DATA EXCERPTS –
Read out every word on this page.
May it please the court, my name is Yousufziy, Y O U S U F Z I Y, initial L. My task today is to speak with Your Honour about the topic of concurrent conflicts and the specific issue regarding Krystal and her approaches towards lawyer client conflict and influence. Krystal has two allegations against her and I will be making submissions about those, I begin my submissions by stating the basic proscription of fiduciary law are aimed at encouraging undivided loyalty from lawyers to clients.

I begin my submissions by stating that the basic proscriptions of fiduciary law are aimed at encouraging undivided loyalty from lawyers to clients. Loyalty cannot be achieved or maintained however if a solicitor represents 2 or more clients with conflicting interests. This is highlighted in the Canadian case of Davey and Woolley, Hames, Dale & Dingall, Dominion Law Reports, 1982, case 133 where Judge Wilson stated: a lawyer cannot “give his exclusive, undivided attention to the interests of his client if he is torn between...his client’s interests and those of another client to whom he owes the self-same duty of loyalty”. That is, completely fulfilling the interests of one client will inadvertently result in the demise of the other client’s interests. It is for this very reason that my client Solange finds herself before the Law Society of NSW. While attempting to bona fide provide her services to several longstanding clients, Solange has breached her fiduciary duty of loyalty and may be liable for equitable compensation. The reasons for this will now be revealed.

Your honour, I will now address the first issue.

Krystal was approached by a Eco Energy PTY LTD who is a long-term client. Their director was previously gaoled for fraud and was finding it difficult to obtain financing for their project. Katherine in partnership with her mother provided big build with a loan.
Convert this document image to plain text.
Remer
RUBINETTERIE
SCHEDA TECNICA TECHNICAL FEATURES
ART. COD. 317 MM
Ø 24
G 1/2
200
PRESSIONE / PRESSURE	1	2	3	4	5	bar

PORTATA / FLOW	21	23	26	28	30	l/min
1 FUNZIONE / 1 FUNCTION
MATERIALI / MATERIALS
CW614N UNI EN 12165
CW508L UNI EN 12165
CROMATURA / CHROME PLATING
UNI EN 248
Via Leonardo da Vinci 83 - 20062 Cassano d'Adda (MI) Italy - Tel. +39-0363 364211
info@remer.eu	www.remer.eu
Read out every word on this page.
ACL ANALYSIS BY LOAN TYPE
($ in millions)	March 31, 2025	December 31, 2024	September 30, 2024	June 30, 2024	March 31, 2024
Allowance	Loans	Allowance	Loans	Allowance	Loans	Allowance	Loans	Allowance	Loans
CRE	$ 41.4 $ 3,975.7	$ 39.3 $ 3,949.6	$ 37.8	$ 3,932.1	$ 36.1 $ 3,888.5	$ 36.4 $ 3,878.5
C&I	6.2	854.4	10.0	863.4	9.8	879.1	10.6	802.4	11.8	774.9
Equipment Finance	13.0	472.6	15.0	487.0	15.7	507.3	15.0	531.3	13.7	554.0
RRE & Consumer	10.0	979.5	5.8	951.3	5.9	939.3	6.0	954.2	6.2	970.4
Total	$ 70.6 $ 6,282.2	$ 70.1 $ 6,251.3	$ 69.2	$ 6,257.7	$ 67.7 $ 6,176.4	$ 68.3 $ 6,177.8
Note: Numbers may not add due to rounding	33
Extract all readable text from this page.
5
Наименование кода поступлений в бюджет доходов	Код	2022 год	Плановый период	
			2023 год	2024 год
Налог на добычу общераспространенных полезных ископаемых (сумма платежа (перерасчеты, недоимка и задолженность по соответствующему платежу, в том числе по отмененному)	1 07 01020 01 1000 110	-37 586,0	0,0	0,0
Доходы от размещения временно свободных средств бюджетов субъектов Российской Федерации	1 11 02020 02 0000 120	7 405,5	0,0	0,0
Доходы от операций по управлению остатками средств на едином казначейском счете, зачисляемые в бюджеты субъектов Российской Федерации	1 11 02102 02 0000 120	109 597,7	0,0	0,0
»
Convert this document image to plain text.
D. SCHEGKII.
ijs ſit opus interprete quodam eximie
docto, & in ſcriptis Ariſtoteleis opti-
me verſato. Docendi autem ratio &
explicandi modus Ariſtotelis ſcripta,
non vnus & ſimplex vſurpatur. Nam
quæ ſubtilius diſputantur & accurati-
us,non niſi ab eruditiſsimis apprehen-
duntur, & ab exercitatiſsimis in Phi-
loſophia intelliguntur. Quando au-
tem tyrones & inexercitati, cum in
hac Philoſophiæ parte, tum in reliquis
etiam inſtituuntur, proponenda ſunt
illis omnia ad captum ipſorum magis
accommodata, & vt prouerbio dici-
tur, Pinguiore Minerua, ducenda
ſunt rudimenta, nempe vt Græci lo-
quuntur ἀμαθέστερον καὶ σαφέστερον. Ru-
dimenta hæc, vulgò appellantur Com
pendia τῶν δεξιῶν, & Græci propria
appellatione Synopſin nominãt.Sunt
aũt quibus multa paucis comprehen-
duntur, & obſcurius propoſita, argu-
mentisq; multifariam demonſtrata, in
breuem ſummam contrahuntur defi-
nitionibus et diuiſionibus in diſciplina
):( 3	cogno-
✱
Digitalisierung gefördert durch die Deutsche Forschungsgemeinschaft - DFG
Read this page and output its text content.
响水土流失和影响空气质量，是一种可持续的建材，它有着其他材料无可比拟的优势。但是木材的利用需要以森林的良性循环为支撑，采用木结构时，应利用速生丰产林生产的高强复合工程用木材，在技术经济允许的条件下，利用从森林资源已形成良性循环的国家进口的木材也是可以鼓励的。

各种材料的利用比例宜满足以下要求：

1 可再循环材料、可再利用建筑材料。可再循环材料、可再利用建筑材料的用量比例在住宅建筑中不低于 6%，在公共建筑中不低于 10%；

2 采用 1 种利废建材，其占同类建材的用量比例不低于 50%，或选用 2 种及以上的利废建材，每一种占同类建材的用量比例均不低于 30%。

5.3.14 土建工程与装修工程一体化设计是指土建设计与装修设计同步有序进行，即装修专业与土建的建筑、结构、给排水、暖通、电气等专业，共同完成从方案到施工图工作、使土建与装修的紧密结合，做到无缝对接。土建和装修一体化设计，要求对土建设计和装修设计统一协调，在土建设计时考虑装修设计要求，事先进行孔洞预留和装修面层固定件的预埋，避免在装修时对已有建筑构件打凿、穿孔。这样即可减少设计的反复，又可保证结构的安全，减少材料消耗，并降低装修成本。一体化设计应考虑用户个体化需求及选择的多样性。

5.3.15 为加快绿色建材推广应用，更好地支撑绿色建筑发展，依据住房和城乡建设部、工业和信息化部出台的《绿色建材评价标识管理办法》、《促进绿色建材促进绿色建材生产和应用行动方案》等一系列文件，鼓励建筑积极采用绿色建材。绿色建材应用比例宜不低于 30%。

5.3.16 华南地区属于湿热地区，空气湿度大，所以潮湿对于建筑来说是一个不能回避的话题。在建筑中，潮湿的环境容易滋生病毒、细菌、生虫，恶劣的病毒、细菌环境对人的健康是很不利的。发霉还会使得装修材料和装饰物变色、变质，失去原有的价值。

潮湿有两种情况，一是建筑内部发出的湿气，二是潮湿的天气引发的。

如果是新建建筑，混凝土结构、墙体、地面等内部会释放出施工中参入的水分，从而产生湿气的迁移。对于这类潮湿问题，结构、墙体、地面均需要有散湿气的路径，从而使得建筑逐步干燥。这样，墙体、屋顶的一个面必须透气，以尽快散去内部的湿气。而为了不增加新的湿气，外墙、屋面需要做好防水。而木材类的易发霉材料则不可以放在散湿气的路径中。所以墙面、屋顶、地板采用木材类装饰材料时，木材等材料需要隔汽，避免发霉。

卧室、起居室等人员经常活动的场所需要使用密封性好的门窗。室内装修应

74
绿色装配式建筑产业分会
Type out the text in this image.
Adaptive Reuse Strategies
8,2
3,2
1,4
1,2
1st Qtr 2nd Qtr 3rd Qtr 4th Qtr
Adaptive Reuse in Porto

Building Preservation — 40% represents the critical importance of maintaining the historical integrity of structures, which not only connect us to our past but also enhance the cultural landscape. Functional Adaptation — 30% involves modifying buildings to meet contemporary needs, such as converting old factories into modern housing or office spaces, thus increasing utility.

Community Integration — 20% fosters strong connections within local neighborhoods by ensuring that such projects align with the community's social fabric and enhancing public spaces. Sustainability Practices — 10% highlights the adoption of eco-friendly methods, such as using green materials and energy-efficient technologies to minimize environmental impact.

TASK REQUIREMENTS – Identify the lines in the entries above that contain "субъектов", then copy them out.

WRITTEN ANSWER –
Доходы от размещения временно свободных средств бюджетов субъектов Российской Федерации	1 11 02020 02 0000 120	7 405,5	0,0	0,0
Доходы от операций по управлению остатками средств на едином казначейском счете, зачисляемые в бюджеты субъектов Российской Федерации	1 11 02102 02 0000 120	109 597,7	0,0	0,0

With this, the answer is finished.